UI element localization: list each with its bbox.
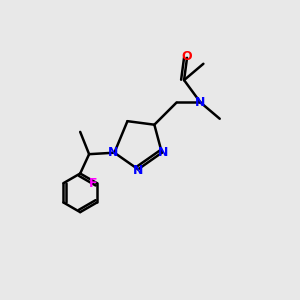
Text: N: N (195, 96, 206, 109)
Text: O: O (182, 50, 192, 63)
Text: F: F (89, 177, 98, 190)
Text: N: N (158, 146, 169, 159)
Text: N: N (133, 164, 143, 177)
Text: N: N (108, 146, 118, 159)
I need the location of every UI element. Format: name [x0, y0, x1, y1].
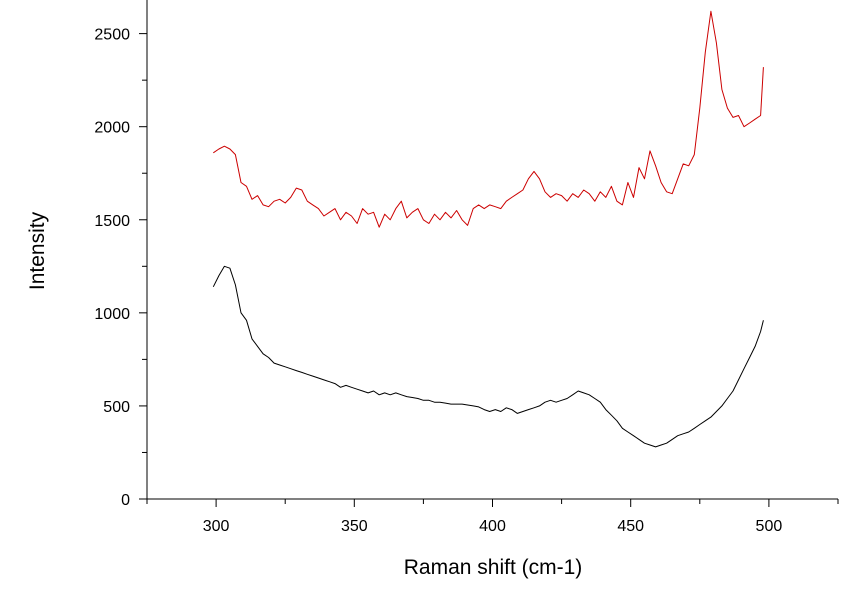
y-tick-label: 1500: [94, 213, 130, 230]
x-tick-label: 400: [479, 518, 506, 535]
x-ticks: 300 350 400 450 500: [146, 499, 839, 535]
y-ticks: 0 500 1000 1500 2000 2500: [94, 27, 147, 509]
y-tick-label: 2500: [94, 27, 130, 44]
y-tick-label: 2000: [94, 120, 130, 137]
x-tick-label: 300: [203, 518, 230, 535]
x-tick-label: 450: [617, 518, 644, 535]
series-line-2: [212, 265, 764, 448]
y-axis-title: Intensity: [26, 211, 49, 290]
axes: [146, 0, 838, 500]
plot-lines: [212, 10, 764, 448]
y-tick-label: 0: [121, 492, 130, 509]
y-tick-label: 500: [103, 399, 130, 416]
y-tick-label: 1000: [94, 306, 130, 323]
x-tick-label: 500: [756, 518, 783, 535]
x-tick-label: 350: [341, 518, 368, 535]
x-axis-title: Raman shift (cm-1): [404, 556, 583, 579]
series-line-1: [213, 10, 764, 228]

————————

> Task instructions:
Rewrite all the entries, putting "x-axis-label" wherever "x-tick-label" appears and keeping everything else the same. Leave the pictures out.

> Exercise answer:
UI element localization: list each with its bbox.
Text: N: N (195, 96, 206, 109)
Text: O: O (182, 50, 192, 63)
Text: F: F (89, 177, 98, 190)
Text: N: N (158, 146, 169, 159)
Text: N: N (133, 164, 143, 177)
Text: N: N (108, 146, 118, 159)
I need the location of every UI element. Format: name [x0, y0, x1, y1].
y-tick-label: 1500: [94, 213, 130, 230]
x-axis-label: 400: [479, 518, 506, 535]
x-ticks: 300 350 400 450 500: [146, 499, 839, 535]
y-ticks: 0 500 1000 1500 2000 2500: [94, 27, 147, 509]
y-tick-label: 2500: [94, 27, 130, 44]
y-tick-label: 2000: [94, 120, 130, 137]
x-axis-label: 300: [203, 518, 230, 535]
x-axis-label: 450: [617, 518, 644, 535]
series-line-2: [212, 265, 764, 448]
y-axis-title: Intensity: [26, 211, 49, 290]
axes: [146, 0, 838, 500]
plot-lines: [212, 10, 764, 448]
y-tick-label: 0: [121, 492, 130, 509]
y-tick-label: 500: [103, 399, 130, 416]
y-tick-label: 1000: [94, 306, 130, 323]
x-axis-label: 500: [756, 518, 783, 535]
x-axis-label: 350: [341, 518, 368, 535]
x-axis-title: Raman shift (cm-1): [404, 556, 583, 579]
series-line-1: [213, 10, 764, 228]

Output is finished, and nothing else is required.